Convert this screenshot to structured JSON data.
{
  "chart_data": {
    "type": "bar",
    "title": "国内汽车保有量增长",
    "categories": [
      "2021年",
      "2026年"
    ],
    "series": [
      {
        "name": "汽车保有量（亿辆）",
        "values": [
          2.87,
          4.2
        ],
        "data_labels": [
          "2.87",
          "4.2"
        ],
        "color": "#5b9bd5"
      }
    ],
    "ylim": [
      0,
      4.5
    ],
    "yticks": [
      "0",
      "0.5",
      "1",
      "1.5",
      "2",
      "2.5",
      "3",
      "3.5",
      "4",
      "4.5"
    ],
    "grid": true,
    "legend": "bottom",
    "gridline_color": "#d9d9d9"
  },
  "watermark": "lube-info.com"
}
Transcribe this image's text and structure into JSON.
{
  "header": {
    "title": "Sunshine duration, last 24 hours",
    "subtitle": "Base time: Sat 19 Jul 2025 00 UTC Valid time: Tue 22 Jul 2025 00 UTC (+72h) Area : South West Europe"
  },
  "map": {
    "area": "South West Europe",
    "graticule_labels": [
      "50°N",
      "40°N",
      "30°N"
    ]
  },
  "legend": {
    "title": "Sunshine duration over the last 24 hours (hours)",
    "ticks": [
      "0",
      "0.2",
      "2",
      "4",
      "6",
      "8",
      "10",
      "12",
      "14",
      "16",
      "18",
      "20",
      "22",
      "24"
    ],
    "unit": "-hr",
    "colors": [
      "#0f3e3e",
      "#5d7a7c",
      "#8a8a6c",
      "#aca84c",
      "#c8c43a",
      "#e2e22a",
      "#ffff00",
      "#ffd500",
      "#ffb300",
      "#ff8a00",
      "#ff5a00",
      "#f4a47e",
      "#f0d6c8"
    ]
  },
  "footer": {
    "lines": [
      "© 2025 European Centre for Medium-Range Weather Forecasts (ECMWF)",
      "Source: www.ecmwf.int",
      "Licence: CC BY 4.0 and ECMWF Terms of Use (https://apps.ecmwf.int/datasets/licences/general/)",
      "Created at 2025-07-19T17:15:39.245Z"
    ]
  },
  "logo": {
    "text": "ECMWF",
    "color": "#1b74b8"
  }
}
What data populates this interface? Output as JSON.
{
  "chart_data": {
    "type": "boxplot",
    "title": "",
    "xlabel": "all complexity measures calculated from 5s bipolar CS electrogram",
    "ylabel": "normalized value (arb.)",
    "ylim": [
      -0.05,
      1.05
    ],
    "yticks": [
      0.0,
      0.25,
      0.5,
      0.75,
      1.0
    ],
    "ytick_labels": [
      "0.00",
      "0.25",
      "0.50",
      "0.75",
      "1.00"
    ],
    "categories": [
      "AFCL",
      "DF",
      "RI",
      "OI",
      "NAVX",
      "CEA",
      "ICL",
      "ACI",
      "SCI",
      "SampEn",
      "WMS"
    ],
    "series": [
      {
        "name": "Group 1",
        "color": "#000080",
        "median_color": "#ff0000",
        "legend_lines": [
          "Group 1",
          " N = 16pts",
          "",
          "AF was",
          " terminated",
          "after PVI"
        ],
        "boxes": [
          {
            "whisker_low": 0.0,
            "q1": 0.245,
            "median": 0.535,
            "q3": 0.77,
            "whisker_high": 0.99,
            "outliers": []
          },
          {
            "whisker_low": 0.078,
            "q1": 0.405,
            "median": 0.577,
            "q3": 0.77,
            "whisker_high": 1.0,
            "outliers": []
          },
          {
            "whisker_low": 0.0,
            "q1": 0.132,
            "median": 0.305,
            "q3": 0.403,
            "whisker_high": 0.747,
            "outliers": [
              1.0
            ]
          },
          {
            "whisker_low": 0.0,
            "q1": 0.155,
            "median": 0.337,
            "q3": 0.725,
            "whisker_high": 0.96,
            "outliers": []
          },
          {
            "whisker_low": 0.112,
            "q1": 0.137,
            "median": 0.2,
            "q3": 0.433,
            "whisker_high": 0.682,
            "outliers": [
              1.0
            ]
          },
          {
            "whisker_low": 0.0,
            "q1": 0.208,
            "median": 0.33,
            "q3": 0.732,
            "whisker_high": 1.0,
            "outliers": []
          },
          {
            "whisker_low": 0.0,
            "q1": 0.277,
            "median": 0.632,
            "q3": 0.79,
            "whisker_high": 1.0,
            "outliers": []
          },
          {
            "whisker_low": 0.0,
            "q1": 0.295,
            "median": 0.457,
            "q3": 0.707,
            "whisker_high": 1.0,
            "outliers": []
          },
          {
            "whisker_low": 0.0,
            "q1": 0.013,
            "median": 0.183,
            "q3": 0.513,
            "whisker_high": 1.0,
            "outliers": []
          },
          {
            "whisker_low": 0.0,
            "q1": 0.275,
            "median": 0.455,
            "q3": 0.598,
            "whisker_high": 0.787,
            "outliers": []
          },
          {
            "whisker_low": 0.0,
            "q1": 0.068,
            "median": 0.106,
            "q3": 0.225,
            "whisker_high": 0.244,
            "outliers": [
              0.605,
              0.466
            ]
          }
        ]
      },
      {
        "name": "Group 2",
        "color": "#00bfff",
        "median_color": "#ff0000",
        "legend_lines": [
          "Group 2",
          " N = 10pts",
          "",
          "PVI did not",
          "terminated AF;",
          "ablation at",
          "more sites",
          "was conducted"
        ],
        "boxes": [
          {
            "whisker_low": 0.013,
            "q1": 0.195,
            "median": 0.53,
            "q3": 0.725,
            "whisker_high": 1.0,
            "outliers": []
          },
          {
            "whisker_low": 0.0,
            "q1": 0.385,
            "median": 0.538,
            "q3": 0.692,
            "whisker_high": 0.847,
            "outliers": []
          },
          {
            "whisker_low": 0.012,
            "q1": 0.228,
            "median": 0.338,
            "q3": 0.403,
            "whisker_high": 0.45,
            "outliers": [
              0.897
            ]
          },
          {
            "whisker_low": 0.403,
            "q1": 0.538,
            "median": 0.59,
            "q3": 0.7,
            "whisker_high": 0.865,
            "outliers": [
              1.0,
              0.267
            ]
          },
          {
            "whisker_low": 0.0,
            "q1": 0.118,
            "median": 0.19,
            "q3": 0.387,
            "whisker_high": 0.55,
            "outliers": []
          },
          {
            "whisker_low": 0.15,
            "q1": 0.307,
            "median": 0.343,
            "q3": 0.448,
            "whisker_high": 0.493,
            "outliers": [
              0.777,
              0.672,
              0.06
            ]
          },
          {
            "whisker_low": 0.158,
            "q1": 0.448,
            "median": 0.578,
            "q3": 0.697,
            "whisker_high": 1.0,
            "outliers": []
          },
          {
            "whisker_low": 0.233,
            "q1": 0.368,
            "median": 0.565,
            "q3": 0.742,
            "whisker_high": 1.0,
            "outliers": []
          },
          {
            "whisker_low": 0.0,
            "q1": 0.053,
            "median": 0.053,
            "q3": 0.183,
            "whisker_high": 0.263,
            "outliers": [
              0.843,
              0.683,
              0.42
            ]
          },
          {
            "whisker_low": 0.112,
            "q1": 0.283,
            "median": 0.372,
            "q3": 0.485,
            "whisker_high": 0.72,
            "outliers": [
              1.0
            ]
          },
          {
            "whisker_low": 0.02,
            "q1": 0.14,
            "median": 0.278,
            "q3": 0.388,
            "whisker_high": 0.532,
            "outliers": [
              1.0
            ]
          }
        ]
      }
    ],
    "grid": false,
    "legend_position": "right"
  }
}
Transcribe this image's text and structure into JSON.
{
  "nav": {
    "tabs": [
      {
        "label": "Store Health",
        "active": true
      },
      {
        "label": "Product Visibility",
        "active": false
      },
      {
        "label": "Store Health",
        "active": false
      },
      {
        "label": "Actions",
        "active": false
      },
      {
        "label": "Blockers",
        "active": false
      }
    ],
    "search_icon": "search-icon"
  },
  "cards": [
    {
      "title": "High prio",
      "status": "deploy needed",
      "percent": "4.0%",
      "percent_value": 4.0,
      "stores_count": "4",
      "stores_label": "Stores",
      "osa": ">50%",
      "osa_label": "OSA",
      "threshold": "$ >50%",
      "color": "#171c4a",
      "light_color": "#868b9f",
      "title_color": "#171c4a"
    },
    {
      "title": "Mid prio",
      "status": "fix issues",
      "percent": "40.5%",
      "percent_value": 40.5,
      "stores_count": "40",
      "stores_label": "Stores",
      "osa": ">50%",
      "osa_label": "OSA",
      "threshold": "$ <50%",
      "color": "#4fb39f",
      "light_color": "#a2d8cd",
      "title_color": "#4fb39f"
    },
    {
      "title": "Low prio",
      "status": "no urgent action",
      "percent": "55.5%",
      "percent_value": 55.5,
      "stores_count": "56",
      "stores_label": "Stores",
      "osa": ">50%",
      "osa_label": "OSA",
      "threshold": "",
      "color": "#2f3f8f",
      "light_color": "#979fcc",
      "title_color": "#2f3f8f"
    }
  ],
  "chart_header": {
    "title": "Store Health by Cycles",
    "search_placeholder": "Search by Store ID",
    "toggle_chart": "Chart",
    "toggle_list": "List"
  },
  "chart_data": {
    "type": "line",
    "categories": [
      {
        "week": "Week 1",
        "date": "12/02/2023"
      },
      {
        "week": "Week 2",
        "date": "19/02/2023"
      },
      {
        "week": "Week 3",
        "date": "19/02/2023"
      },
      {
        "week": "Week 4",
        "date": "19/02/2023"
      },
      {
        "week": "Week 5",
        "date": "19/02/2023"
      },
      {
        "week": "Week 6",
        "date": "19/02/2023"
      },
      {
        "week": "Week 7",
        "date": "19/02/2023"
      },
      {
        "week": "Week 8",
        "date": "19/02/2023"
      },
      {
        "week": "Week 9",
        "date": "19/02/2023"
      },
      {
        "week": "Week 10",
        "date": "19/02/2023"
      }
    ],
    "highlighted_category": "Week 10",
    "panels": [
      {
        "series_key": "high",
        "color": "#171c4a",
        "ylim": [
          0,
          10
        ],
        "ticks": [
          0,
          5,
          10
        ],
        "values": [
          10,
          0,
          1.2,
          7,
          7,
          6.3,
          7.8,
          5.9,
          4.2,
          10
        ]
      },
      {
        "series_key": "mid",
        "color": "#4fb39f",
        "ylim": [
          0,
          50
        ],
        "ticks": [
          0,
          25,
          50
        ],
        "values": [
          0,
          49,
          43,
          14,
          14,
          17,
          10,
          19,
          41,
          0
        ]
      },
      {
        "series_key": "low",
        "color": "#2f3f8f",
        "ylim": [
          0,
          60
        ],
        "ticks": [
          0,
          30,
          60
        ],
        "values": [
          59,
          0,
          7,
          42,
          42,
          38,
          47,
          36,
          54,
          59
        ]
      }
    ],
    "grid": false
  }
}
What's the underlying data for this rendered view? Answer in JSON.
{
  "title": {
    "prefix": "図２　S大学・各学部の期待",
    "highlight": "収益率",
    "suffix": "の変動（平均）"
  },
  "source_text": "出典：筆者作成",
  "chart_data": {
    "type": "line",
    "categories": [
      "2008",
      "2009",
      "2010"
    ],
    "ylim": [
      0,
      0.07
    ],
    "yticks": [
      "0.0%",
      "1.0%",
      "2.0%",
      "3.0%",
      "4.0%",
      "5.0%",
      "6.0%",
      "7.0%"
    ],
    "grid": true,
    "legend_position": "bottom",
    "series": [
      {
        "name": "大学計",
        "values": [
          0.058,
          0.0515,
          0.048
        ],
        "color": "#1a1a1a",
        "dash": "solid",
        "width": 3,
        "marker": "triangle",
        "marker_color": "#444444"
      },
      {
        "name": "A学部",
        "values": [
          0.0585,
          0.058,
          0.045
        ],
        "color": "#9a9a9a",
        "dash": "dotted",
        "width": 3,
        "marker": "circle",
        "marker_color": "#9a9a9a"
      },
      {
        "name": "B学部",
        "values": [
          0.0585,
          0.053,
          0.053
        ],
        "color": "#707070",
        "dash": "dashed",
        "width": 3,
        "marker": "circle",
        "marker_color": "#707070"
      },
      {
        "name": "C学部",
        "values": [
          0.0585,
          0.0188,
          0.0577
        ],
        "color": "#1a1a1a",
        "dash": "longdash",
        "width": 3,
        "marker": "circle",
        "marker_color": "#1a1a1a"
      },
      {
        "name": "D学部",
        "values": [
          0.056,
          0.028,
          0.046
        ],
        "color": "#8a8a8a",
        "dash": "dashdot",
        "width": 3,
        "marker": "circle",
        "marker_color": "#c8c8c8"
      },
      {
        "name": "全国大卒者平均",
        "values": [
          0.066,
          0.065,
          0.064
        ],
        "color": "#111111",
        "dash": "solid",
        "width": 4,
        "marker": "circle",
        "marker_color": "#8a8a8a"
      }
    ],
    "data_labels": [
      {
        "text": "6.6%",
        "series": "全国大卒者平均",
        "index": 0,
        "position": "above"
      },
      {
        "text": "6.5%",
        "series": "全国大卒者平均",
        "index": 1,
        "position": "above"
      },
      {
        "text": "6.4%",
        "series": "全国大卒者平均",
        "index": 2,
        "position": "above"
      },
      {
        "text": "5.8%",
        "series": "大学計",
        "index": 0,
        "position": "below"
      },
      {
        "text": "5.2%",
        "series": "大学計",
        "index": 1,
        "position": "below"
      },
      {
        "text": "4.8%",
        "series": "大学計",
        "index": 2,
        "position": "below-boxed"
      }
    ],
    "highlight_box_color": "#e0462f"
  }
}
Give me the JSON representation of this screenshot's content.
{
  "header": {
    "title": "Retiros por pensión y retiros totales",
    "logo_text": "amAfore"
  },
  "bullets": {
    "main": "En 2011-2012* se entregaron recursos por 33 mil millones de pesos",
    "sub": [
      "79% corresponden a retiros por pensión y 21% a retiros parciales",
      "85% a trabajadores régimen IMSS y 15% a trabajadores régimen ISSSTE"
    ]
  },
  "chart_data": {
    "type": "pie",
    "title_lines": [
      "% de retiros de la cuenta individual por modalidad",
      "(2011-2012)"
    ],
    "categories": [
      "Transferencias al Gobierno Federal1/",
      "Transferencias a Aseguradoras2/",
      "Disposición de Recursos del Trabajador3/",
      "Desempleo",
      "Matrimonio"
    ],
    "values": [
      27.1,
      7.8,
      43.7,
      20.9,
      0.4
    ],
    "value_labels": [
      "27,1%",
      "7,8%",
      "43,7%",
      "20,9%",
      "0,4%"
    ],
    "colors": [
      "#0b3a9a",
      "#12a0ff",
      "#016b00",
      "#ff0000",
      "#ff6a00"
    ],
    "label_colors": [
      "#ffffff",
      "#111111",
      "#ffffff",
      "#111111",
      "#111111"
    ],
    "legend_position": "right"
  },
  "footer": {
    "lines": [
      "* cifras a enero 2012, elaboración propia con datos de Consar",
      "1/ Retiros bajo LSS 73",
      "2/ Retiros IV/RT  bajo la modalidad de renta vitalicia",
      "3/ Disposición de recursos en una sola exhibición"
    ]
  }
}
------------------------------------------------------------------------
#### [Task description]
Only the lines from the one that contains "Give me the" to the end of the data should be output, exactly as they appear.

#### [In response]
Give me the JSON representation of this screenshot's content.
{
  "header": {
    "title": "Retiros por pensión y retiros totales",
    "logo_text": "amAfore"
  },
  "bullets": {
    "main": "En 2011-2012* se entregaron recursos por 33 mil millones de pesos",
    "sub": [
      "79% corresponden a retiros por pensión y 21% a retiros parciales",
      "85% a trabajadores régimen IMSS y 15% a trabajadores régimen ISSSTE"
    ]
  },
  "chart_data": {
    "type": "pie",
    "title_lines": [
      "% de retiros de la cuenta individual por modalidad",
      "(2011-2012)"
    ],
    "categories": [
      "Transferencias al Gobierno Federal1/",
      "Transferencias a Aseguradoras2/",
      "Disposición de Recursos del Trabajador3/",
      "Desempleo",
      "Matrimonio"
    ],
    "values": [
      27.1,
      7.8,
      43.7,
      20.9,
      0.4
    ],
    "value_labels": [
      "27,1%",
      "7,8%",
      "43,7%",
      "20,9%",
      "0,4%"
    ],
    "colors": [
      "#0b3a9a",
      "#12a0ff",
      "#016b00",
      "#ff0000",
      "#ff6a00"
    ],
    "label_colors": [
      "#ffffff",
      "#111111",
      "#ffffff",
      "#111111",
      "#111111"
    ],
    "legend_position": "right"
  },
  "footer": {
    "lines": [
      "* cifras a enero 2012, elaboración propia con datos de Consar",
      "1/ Retiros bajo LSS 73",
      "2/ Retiros IV/RT  bajo la modalidad de renta vitalicia",
      "3/ Disposición de recursos en una sola exhibición"
    ]
  }
}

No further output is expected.